• _SHORT TASK_
Each line should be copied exactly.

• _LISTING_

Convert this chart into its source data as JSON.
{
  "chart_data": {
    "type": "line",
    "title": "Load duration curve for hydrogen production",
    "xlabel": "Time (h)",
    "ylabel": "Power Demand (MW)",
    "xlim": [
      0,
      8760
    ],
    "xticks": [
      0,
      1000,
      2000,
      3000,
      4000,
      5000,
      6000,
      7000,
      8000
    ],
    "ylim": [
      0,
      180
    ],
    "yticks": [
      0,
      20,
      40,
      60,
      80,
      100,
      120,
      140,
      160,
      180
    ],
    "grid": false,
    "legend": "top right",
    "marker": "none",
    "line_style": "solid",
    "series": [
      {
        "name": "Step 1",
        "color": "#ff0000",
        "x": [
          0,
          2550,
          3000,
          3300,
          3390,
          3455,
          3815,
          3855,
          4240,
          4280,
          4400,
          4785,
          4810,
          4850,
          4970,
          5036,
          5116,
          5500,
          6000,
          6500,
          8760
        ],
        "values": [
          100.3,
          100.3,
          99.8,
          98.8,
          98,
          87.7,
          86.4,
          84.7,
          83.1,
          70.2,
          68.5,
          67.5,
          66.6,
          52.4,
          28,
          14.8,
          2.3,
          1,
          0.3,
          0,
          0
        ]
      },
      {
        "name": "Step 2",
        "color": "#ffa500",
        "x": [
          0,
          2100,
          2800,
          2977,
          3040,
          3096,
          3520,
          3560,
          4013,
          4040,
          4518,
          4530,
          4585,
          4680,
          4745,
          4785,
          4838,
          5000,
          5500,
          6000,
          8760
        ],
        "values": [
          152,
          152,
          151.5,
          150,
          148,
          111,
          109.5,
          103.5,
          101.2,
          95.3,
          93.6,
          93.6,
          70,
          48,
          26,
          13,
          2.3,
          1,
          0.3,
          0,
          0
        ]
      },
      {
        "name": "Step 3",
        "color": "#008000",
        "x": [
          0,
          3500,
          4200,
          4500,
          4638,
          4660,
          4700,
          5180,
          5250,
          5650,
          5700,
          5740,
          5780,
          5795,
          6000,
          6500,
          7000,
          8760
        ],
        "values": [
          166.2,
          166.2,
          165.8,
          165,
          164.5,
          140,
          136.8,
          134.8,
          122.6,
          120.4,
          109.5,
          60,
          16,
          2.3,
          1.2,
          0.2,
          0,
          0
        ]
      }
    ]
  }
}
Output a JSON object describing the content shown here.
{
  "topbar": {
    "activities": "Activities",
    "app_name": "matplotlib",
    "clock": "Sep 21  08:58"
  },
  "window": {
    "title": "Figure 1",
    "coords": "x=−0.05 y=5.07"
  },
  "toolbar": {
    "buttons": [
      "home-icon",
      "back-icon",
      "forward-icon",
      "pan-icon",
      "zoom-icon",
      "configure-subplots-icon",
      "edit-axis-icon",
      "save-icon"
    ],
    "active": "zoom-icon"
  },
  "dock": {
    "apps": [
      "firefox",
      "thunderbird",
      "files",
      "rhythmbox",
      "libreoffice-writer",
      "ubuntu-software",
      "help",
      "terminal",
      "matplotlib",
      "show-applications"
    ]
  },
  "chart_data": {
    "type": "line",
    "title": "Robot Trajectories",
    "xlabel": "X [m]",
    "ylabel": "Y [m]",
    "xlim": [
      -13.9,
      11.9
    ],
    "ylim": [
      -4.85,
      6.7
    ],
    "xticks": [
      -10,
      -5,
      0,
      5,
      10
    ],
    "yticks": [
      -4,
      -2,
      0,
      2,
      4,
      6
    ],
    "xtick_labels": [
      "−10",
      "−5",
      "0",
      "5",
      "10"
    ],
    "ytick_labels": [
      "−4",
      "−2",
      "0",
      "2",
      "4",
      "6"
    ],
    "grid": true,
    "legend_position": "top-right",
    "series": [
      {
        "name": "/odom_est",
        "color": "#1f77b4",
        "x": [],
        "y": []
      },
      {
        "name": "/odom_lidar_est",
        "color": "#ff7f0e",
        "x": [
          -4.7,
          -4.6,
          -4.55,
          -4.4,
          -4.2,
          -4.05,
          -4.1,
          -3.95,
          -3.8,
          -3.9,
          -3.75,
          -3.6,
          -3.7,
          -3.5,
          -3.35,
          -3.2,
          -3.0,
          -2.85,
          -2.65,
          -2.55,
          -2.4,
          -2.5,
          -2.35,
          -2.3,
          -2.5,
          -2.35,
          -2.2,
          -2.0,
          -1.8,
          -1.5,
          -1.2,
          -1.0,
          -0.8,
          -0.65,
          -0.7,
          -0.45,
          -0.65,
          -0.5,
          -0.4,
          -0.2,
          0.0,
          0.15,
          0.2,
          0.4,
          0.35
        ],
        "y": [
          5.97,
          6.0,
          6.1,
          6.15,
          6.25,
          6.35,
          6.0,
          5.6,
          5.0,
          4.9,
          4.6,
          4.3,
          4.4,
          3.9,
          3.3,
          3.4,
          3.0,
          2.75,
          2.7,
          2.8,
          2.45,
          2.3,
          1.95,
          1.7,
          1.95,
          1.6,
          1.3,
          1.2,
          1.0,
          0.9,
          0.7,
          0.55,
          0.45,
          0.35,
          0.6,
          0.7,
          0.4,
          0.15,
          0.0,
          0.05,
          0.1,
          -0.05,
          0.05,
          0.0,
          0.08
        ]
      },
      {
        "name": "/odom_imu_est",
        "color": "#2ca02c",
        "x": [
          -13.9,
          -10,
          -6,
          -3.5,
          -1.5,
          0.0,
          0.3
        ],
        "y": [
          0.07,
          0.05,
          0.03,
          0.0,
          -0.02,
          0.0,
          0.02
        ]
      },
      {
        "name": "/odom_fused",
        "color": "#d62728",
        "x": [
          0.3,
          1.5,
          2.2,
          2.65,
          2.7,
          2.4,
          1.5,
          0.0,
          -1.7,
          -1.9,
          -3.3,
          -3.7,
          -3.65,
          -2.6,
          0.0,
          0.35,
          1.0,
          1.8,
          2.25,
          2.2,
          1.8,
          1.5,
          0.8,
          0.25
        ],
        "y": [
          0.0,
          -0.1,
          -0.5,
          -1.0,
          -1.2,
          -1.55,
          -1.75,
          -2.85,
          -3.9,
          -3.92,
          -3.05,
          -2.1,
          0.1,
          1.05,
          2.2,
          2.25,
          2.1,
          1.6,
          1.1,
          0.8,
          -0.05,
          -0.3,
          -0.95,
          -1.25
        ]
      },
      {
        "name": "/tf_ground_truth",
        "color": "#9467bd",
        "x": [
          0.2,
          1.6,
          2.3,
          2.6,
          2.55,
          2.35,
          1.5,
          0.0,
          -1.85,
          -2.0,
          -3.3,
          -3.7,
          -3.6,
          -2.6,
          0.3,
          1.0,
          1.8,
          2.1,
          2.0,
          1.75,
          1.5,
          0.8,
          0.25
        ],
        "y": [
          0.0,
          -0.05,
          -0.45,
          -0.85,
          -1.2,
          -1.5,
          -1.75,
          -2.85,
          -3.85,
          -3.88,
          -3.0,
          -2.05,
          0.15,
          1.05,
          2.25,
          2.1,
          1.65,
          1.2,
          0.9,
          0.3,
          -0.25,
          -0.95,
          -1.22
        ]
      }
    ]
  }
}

• _ANSWER TO THIS TASK_
Convert this chart into its source data as JSON.
{
  "chart_data": {
    "type": "line",
    "title": "Load duration curve for hydrogen production",
    "xlabel": "Time (h)",
    "ylabel": "Power Demand (MW)",
    "xlim": [
      0,
      8760
    ],
    "xticks": [
      0,
      1000,
      2000,
      3000,
      4000,
      5000,
      6000,
      7000,
      8000
    ],
    "ylim": [
      0,
      180
    ],
    "yticks": [
      0,
      20,
      40,
      60,
      80,
      100,
      120,
      140,
      160,
      180
    ],
    "grid": false,
    "legend": "top right",
    "marker": "none",
    "line_style": "solid",
    "series": [
      {
        "name": "Step 1",
        "color": "#ff0000",
        "x": [
          0,
          2550,
          3000,
          3300,
          3390,
          3455,
          3815,
          3855,
          4240,
          4280,
          4400,
          4785,
          4810,
          4850,
          4970,
          5036,
          5116,
          5500,
          6000,
          6500,
          8760
        ],
        "values": [
          100.3,
          100.3,
          99.8,
          98.8,
          98,
          87.7,
          86.4,
          84.7,
          83.1,
          70.2,
          68.5,
          67.5,
          66.6,
          52.4,
          28,
          14.8,
          2.3,
          1,
          0.3,
          0,
          0
        ]
      },
      {
        "name": "Step 2",
        "color": "#ffa500",
        "x": [
          0,
          2100,
          2800,
          2977,
          3040,
          3096,
          3520,
          3560,
          4013,
          4040,
          4518,
          4530,
          4585,
          4680,
          4745,
          4785,
          4838,
          5000,
          5500,
          6000,
          8760
        ],
        "values": [
          152,
          152,
          151.5,
          150,
          148,
          111,
          109.5,
          103.5,
          101.2,
          95.3,
          93.6,
          93.6,
          70,
          48,
          26,
          13,
          2.3,
          1,
          0.3,
          0,
          0
        ]
      },
      {
        "name": "Step 3",
        "color": "#008000",
        "x": [
          0,
          3500,
          4200,
          4500,
          4638,
          4660,
          4700,
          5180,
          5250,
          5650,
          5700,
          5740,
          5780,
          5795,
          6000,
          6500,
          7000,
          8760
        ],
        "values": [
          166.2,
          166.2,
          165.8,
          165,
          164.5,
          140,
          136.8,
          134.8,
          122.6,
          120.4,
          109.5,
          60,
          16,
          2.3,
          1.2,
          0.2,
          0,
          0
        ]
      }
    ]
  }
}
Output a JSON object describing the content shown here.
{
  "topbar": {
    "activities": "Activities",
    "app_name": "matplotlib",
    "clock": "Sep 21  08:58"
  },
  "window": {
    "title": "Figure 1",
    "coords": "x=−0.05 y=5.07"
  },
  "toolbar": {
    "buttons": [
      "home-icon",
      "back-icon",
      "forward-icon",
      "pan-icon",
      "zoom-icon",
      "configure-subplots-icon",
      "edit-axis-icon",
      "save-icon"
    ],
    "active": "zoom-icon"
  },
  "dock": {
    "apps": [
      "firefox",
      "thunderbird",
      "files",
      "rhythmbox",
      "libreoffice-writer",
      "ubuntu-software",
      "help",
      "terminal",
      "matplotlib",
      "show-applications"
    ]
  },
  "chart_data": {
    "type": "line",
    "title": "Robot Trajectories",
    "xlabel": "X [m]",
    "ylabel": "Y [m]",
    "xlim": [
      -13.9,
      11.9
    ],
    "ylim": [
      -4.85,
      6.7
    ],
    "xticks": [
      -10,
      -5,
      0,
      5,
      10
    ],
    "yticks": [
      -4,
      -2,
      0,
      2,
      4,
      6
    ],
    "xtick_labels": [
      "−10",
      "−5",
      "0",
      "5",
      "10"
    ],
    "ytick_labels": [
      "−4",
      "−2",
      "0",
      "2",
      "4",
      "6"
    ],
    "grid": true,
    "legend_position": "top-right",
    "series": [
      {
        "name": "/odom_est",
        "color": "#1f77b4",
        "x": [],
        "y": []
      },
      {
        "name": "/odom_lidar_est",
        "color": "#ff7f0e",
        "x": [
          -4.7,
          -4.6,
          -4.55,
          -4.4,
          -4.2,
          -4.05,
          -4.1,
          -3.95,
          -3.8,
          -3.9,
          -3.75,
          -3.6,
          -3.7,
          -3.5,
          -3.35,
          -3.2,
          -3.0,
          -2.85,
          -2.65,
          -2.55,
          -2.4,
          -2.5,
          -2.35,
          -2.3,
          -2.5,
          -2.35,
          -2.2,
          -2.0,
          -1.8,
          -1.5,
          -1.2,
          -1.0,
          -0.8,
          -0.65,
          -0.7,
          -0.45,
          -0.65,
          -0.5,
          -0.4,
          -0.2,
          0.0,
          0.15,
          0.2,
          0.4,
          0.35
        ],
        "y": [
          5.97,
          6.0,
          6.1,
          6.15,
          6.25,
          6.35,
          6.0,
          5.6,
          5.0,
          4.9,
          4.6,
          4.3,
          4.4,
          3.9,
          3.3,
          3.4,
          3.0,
          2.75,
          2.7,
          2.8,
          2.45,
          2.3,
          1.95,
          1.7,
          1.95,
          1.6,
          1.3,
          1.2,
          1.0,
          0.9,
          0.7,
          0.55,
          0.45,
          0.35,
          0.6,
          0.7,
          0.4,
          0.15,
          0.0,
          0.05,
          0.1,
          -0.05,
          0.05,
          0.0,
          0.08
        ]
      },
      {
        "name": "/odom_imu_est",
        "color": "#2ca02c",
        "x": [
          -13.9,
          -10,
          -6,
          -3.5,
          -1.5,
          0.0,
          0.3
        ],
        "y": [
          0.07,
          0.05,
          0.03,
          0.0,
          -0.02,
          0.0,
          0.02
        ]
      },
      {
        "name": "/odom_fused",
        "color": "#d62728",
        "x": [
          0.3,
          1.5,
          2.2,
          2.65,
          2.7,
          2.4,
          1.5,
          0.0,
          -1.7,
          -1.9,
          -3.3,
          -3.7,
          -3.65,
          -2.6,
          0.0,
          0.35,
          1.0,
          1.8,
          2.25,
          2.2,
          1.8,
          1.5,
          0.8,
          0.25
        ],
        "y": [
          0.0,
          -0.1,
          -0.5,
          -1.0,
          -1.2,
          -1.55,
          -1.75,
          -2.85,
          -3.9,
          -3.92,
          -3.05,
          -2.1,
          0.1,
          1.05,
          2.2,
          2.25,
          2.1,
          1.6,
          1.1,
          0.8,
          -0.05,
          -0.3,
          -0.95,
          -1.25
        ]
      },
      {
        "name": "/tf_ground_truth",
        "color": "#9467bd",
        "x": [
          0.2,
          1.6,
          2.3,
          2.6,
          2.55,
          2.35,
          1.5,
          0.0,
          -1.85,
          -2.0,
          -3.3,
          -3.7,
          -3.6,
          -2.6,
          0.3,
          1.0,
          1.8,
          2.1,
          2.0,
          1.75,
          1.5,
          0.8,
          0.25
        ],
        "y": [
          0.0,
          -0.05,
          -0.45,
          -0.85,
          -1.2,
          -1.5,
          -1.75,
          -2.85,
          -3.85,
          -3.88,
          -3.0,
          -2.05,
          0.15,
          1.05,
          2.25,
          2.1,
          1.65,
          1.2,
          0.9,
          0.3,
          -0.25,
          -0.95,
          -1.22
        ]
      }
    ]
  }
}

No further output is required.